Dataset entries
++++++++
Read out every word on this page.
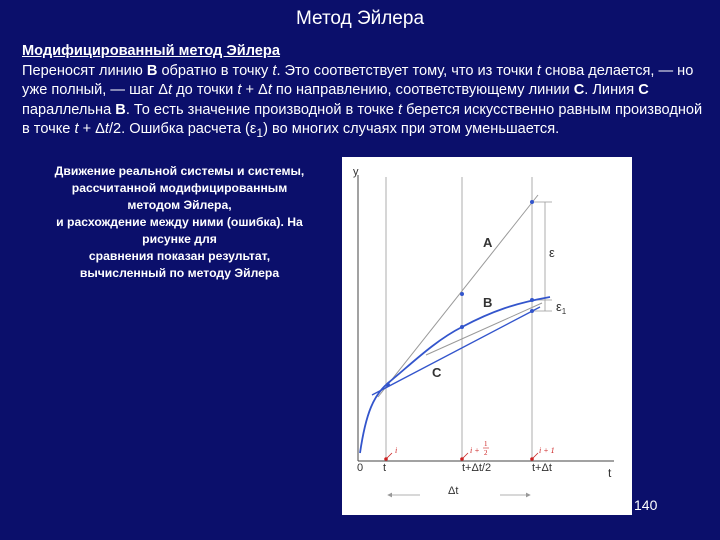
Метод Эйлера
Модифицированный метод Эйлера
Переносят линию B обратно в точку t. Это соответствует тому, что из точки t снова делается, — но уже полный, — шаг Δt до точки t + Δt по направлению, соответствующему линии C. Линия C параллельна B. То есть значение производной в точке t берется искусственно равным производной в точке t + Δt/2. Ошибка расчета $(\varepsilon_1)$ во многих случаях при этом уменьшается.
Движение реальной системы и системы,
рассчитанной модифицированным
методом Эйлера,
и расхождение между ними (ошибка). На
рисунке для
сравнения показан результат,
вычисленный по методу Эйлера
y
t
0 t	t+Δt/2	t+Δt
A
B
C
ε
$\varepsilon_1$
Δt
i	i +
1
2	i + 1
140
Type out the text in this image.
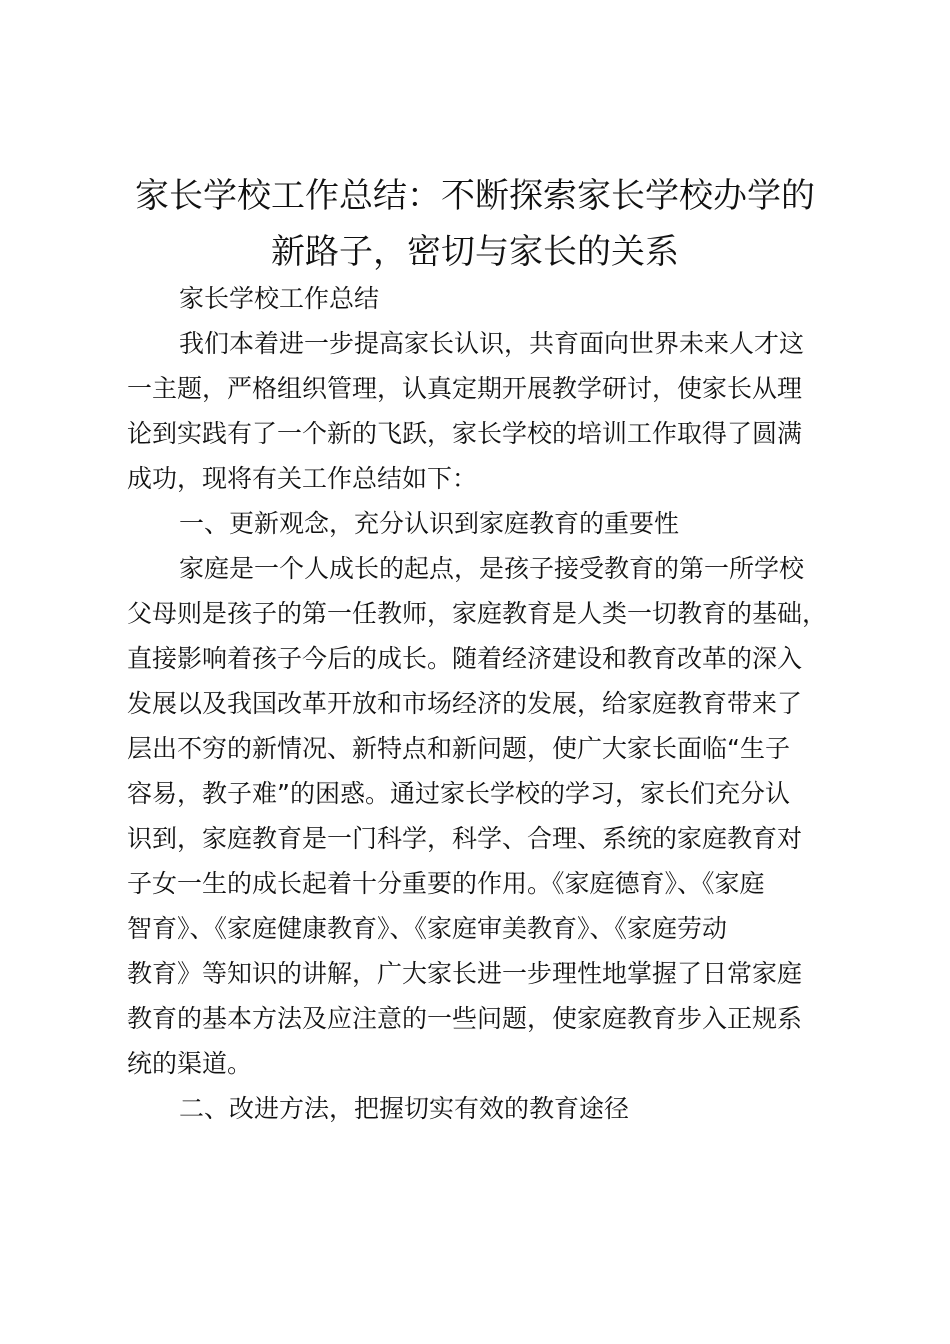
家长学校工作总结：不断探索家长学校办学的
新路子，密切与家长的关系
家长学校工作总结
我们本着进一步提高家长认识，共育面向世界未来人才这
一主题，严格组织管理，认真定期开展教学研讨，使家长从理
论到实践有了一个新的飞跃，家长学校的培训工作取得了圆满
成功，现将有关工作总结如下：
一、更新观念，充分认识到家庭教育的重要性
家庭是一个人成长的起点，是孩子接受教育的第一所学校
父母则是孩子的第一任教师，家庭教育是人类一切教育的基础，
直接影响着孩子今后的成长。随着经济建设和教育改革的深入
发展以及我国改革开放和市场经济的发展，给家庭教育带来了
层出不穷的新情况、新特点和新问题，使广大家长面临“生子
容易，教子难”的困惑。通过家长学校的学习，家长们充分认
识到，家庭教育是一门科学，科学、合理、系统的家庭教育对
子女一生的成长起着十分重要的作用。《家庭德育》、《家庭
智育》、《家庭健康教育》、《家庭审美教育》、《家庭劳动
教育》等知识的讲解，广大家长进一步理性地掌握了日常家庭
教育的基本方法及应注意的一些问题，使家庭教育步入正规系
统的渠道。
二、改进方法，把握切实有效的教育途径
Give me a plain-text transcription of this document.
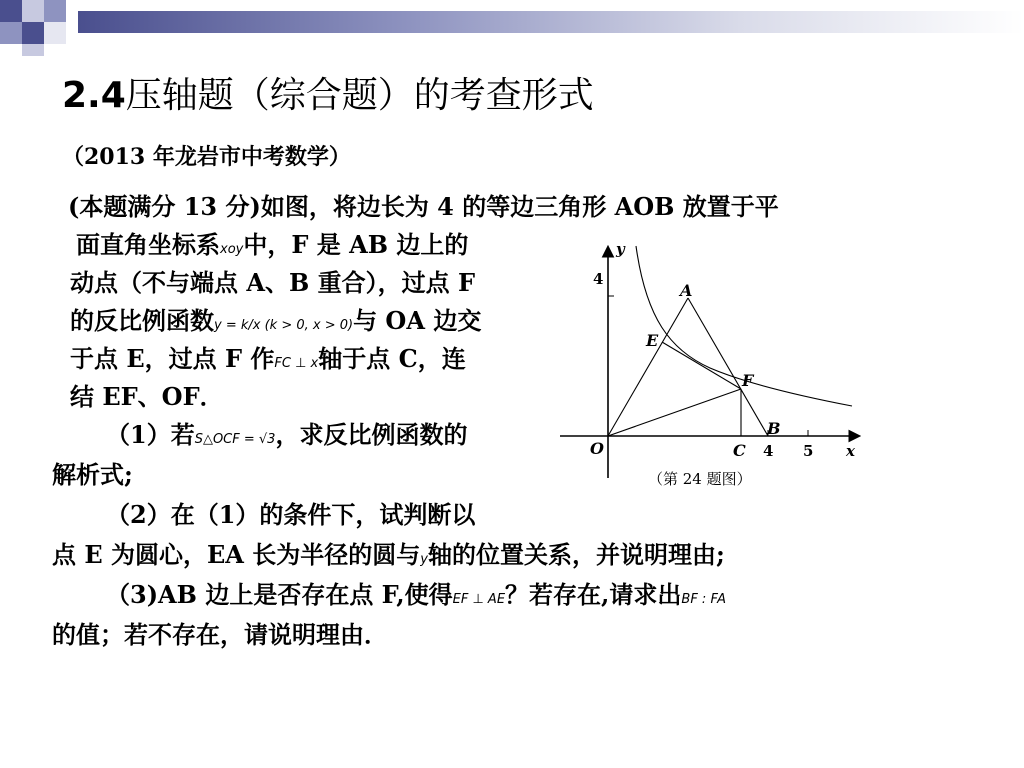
2.4压轴题（综合题）的考查形式
（2013 年龙岩市中考数学）
(本题满分 13 分)如图，将边长为 4 的等边三角形 AOB 放置于平
面直角坐标系xoy中，F 是 AB 边上的
动点（不与端点 A、B 重合），过点 F
的反比例函数y = k/x (k > 0, x > 0)与 OA 边交
于点 E，过点 F 作FC ⊥ x轴于点 C，连
结 EF、OF．
（1）若S△OCF = √3，求反比例函数的
解析式;
（2）在（1）的条件下，试判断以
点 E 为圆心，EA 长为半径的圆与y轴的位置关系，并说明理由;
（3)AB 边上是否存在点 F,使得EF ⊥ AE？若存在,请求出BF : FA
的值；若不存在，请说明理由．
y
x
O
4
A
E
F
C
B
4 5
（第 24 题图）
++++++++
AIM OF THE TASK: Please output exactly the lines from the line containing "Give me a plain-text" through the last line of the records above, both included, and leave out any pictures.

SOLUTION FOR THIS EXERCISE:
Give me a plain-text transcription of this document.
2.4压轴题（综合题）的考查形式
（2013 年龙岩市中考数学）
(本题满分 13 分)如图，将边长为 4 的等边三角形 AOB 放置于平
面直角坐标系xoy中，F 是 AB 边上的
动点（不与端点 A、B 重合），过点 F
的反比例函数y = k/x (k > 0, x > 0)与 OA 边交
于点 E，过点 F 作FC ⊥ x轴于点 C，连
结 EF、OF．
（1）若S△OCF = √3，求反比例函数的
解析式;
（2）在（1）的条件下，试判断以
点 E 为圆心，EA 长为半径的圆与y轴的位置关系，并说明理由;
（3)AB 边上是否存在点 F,使得EF ⊥ AE？若存在,请求出BF : FA
的值；若不存在，请说明理由．
y
x
O
4
A
E
F
C
B
4 5
（第 24 题图）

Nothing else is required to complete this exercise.